*EXERCISE DETAILS:* Please reproduce every record, keeping each one exactly as written.

*MATERIAL FOR THIS TASK:*

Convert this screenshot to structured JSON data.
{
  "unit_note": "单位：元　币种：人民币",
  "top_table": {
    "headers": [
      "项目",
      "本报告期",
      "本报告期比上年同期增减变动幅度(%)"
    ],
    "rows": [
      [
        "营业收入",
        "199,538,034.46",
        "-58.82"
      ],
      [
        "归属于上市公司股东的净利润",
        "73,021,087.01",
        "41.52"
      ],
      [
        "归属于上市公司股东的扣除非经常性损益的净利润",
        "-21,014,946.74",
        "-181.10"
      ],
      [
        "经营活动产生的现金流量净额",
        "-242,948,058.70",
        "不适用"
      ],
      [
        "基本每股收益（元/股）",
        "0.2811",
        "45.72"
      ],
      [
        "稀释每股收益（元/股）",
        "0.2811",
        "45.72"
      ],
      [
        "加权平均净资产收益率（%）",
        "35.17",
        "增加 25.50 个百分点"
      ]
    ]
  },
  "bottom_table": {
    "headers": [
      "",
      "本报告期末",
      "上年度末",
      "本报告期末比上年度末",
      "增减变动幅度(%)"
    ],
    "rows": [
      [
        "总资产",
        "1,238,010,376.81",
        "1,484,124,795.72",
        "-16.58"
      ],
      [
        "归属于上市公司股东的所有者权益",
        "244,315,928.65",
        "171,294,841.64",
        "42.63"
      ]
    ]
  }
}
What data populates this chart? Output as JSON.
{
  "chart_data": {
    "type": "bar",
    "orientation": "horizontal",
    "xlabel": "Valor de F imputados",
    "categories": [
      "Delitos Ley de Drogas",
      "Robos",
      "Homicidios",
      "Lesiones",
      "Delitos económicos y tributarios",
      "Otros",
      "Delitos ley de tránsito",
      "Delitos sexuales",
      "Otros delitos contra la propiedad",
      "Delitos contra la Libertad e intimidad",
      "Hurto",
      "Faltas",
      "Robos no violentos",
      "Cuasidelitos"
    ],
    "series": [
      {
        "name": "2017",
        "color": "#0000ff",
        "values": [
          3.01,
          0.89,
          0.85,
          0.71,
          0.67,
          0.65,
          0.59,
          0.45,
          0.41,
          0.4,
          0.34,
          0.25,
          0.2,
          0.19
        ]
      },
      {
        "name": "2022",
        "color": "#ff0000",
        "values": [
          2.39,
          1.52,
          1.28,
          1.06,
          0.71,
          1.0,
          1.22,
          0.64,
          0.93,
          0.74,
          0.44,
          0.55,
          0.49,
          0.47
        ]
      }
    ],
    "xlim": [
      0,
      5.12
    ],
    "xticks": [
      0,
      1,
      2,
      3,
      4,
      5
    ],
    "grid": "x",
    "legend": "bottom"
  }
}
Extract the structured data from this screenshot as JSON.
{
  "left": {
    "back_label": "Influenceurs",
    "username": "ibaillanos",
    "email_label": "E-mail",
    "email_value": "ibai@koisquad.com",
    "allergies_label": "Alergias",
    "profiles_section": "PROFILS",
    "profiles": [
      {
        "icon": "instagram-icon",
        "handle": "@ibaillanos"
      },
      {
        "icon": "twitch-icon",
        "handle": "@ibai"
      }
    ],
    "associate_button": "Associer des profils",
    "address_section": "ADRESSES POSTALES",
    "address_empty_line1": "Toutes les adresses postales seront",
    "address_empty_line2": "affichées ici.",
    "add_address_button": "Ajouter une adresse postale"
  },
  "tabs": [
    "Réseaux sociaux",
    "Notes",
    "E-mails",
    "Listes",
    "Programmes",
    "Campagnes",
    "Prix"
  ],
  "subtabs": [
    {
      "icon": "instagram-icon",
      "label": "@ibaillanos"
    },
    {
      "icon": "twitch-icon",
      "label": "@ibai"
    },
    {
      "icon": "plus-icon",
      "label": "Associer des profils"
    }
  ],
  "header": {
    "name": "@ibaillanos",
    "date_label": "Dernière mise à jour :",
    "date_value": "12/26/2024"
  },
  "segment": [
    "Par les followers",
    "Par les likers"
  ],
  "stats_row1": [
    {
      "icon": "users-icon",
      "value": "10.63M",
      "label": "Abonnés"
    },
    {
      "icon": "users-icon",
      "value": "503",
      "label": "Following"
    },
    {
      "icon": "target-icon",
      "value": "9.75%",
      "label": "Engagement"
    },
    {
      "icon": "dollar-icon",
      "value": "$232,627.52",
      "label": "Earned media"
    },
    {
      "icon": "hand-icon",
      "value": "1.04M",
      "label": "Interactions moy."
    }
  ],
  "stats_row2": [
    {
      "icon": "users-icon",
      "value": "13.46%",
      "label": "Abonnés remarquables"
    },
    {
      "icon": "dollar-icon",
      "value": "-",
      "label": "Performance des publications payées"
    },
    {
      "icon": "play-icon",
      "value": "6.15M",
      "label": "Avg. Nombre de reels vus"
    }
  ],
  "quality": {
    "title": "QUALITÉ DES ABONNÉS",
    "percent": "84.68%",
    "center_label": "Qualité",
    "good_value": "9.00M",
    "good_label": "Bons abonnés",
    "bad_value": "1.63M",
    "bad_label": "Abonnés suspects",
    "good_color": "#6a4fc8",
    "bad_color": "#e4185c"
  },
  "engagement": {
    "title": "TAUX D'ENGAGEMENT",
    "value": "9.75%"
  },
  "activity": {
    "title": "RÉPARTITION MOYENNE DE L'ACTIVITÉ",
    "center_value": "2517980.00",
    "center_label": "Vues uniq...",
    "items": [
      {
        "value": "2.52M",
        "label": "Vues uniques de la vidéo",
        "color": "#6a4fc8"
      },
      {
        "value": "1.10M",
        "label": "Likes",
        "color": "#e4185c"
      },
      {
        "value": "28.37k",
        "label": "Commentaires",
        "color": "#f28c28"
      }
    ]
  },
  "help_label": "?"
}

*TASK RESULT:*
Convert this screenshot to structured JSON data.
{
  "unit_note": "单位：元　币种：人民币",
  "top_table": {
    "headers": [
      "项目",
      "本报告期",
      "本报告期比上年同期增减变动幅度(%)"
    ],
    "rows": [
      [
        "营业收入",
        "199,538,034.46",
        "-58.82"
      ],
      [
        "归属于上市公司股东的净利润",
        "73,021,087.01",
        "41.52"
      ],
      [
        "归属于上市公司股东的扣除非经常性损益的净利润",
        "-21,014,946.74",
        "-181.10"
      ],
      [
        "经营活动产生的现金流量净额",
        "-242,948,058.70",
        "不适用"
      ],
      [
        "基本每股收益（元/股）",
        "0.2811",
        "45.72"
      ],
      [
        "稀释每股收益（元/股）",
        "0.2811",
        "45.72"
      ],
      [
        "加权平均净资产收益率（%）",
        "35.17",
        "增加 25.50 个百分点"
      ]
    ]
  },
  "bottom_table": {
    "headers": [
      "",
      "本报告期末",
      "上年度末",
      "本报告期末比上年度末",
      "增减变动幅度(%)"
    ],
    "rows": [
      [
        "总资产",
        "1,238,010,376.81",
        "1,484,124,795.72",
        "-16.58"
      ],
      [
        "归属于上市公司股东的所有者权益",
        "244,315,928.65",
        "171,294,841.64",
        "42.63"
      ]
    ]
  }
}
What data populates this chart? Output as JSON.
{
  "chart_data": {
    "type": "bar",
    "orientation": "horizontal",
    "xlabel": "Valor de F imputados",
    "categories": [
      "Delitos Ley de Drogas",
      "Robos",
      "Homicidios",
      "Lesiones",
      "Delitos económicos y tributarios",
      "Otros",
      "Delitos ley de tránsito",
      "Delitos sexuales",
      "Otros delitos contra la propiedad",
      "Delitos contra la Libertad e intimidad",
      "Hurto",
      "Faltas",
      "Robos no violentos",
      "Cuasidelitos"
    ],
    "series": [
      {
        "name": "2017",
        "color": "#0000ff",
        "values": [
          3.01,
          0.89,
          0.85,
          0.71,
          0.67,
          0.65,
          0.59,
          0.45,
          0.41,
          0.4,
          0.34,
          0.25,
          0.2,
          0.19
        ]
      },
      {
        "name": "2022",
        "color": "#ff0000",
        "values": [
          2.39,
          1.52,
          1.28,
          1.06,
          0.71,
          1.0,
          1.22,
          0.64,
          0.93,
          0.74,
          0.44,
          0.55,
          0.49,
          0.47
        ]
      }
    ],
    "xlim": [
      0,
      5.12
    ],
    "xticks": [
      0,
      1,
      2,
      3,
      4,
      5
    ],
    "grid": "x",
    "legend": "bottom"
  }
}
Extract the structured data from this screenshot as JSON.
{
  "left": {
    "back_label": "Influenceurs",
    "username": "ibaillanos",
    "email_label": "E-mail",
    "email_value": "ibai@koisquad.com",
    "allergies_label": "Alergias",
    "profiles_section": "PROFILS",
    "profiles": [
      {
        "icon": "instagram-icon",
        "handle": "@ibaillanos"
      },
      {
        "icon": "twitch-icon",
        "handle": "@ibai"
      }
    ],
    "associate_button": "Associer des profils",
    "address_section": "ADRESSES POSTALES",
    "address_empty_line1": "Toutes les adresses postales seront",
    "address_empty_line2": "affichées ici.",
    "add_address_button": "Ajouter une adresse postale"
  },
  "tabs": [
    "Réseaux sociaux",
    "Notes",
    "E-mails",
    "Listes",
    "Programmes",
    "Campagnes",
    "Prix"
  ],
  "subtabs": [
    {
      "icon": "instagram-icon",
      "label": "@ibaillanos"
    },
    {
      "icon": "twitch-icon",
      "label": "@ibai"
    },
    {
      "icon": "plus-icon",
      "label": "Associer des profils"
    }
  ],
  "header": {
    "name": "@ibaillanos",
    "date_label": "Dernière mise à jour :",
    "date_value": "12/26/2024"
  },
  "segment": [
    "Par les followers",
    "Par les likers"
  ],
  "stats_row1": [
    {
      "icon": "users-icon",
      "value": "10.63M",
      "label": "Abonnés"
    },
    {
      "icon": "users-icon",
      "value": "503",
      "label": "Following"
    },
    {
      "icon": "target-icon",
      "value": "9.75%",
      "label": "Engagement"
    },
    {
      "icon": "dollar-icon",
      "value": "$232,627.52",
      "label": "Earned media"
    },
    {
      "icon": "hand-icon",
      "value": "1.04M",
      "label": "Interactions moy."
    }
  ],
  "stats_row2": [
    {
      "icon": "users-icon",
      "value": "13.46%",
      "label": "Abonnés remarquables"
    },
    {
      "icon": "dollar-icon",
      "value": "-",
      "label": "Performance des publications payées"
    },
    {
      "icon": "play-icon",
      "value": "6.15M",
      "label": "Avg. Nombre de reels vus"
    }
  ],
  "quality": {
    "title": "QUALITÉ DES ABONNÉS",
    "percent": "84.68%",
    "center_label": "Qualité",
    "good_value": "9.00M",
    "good_label": "Bons abonnés",
    "bad_value": "1.63M",
    "bad_label": "Abonnés suspects",
    "good_color": "#6a4fc8",
    "bad_color": "#e4185c"
  },
  "engagement": {
    "title": "TAUX D'ENGAGEMENT",
    "value": "9.75%"
  },
  "activity": {
    "title": "RÉPARTITION MOYENNE DE L'ACTIVITÉ",
    "center_value": "2517980.00",
    "center_label": "Vues uniq...",
    "items": [
      {
        "value": "2.52M",
        "label": "Vues uniques de la vidéo",
        "color": "#6a4fc8"
      },
      {
        "value": "1.10M",
        "label": "Likes",
        "color": "#e4185c"
      },
      {
        "value": "28.37k",
        "label": "Commentaires",
        "color": "#f28c28"
      }
    ]
  },
  "help_label": "?"
}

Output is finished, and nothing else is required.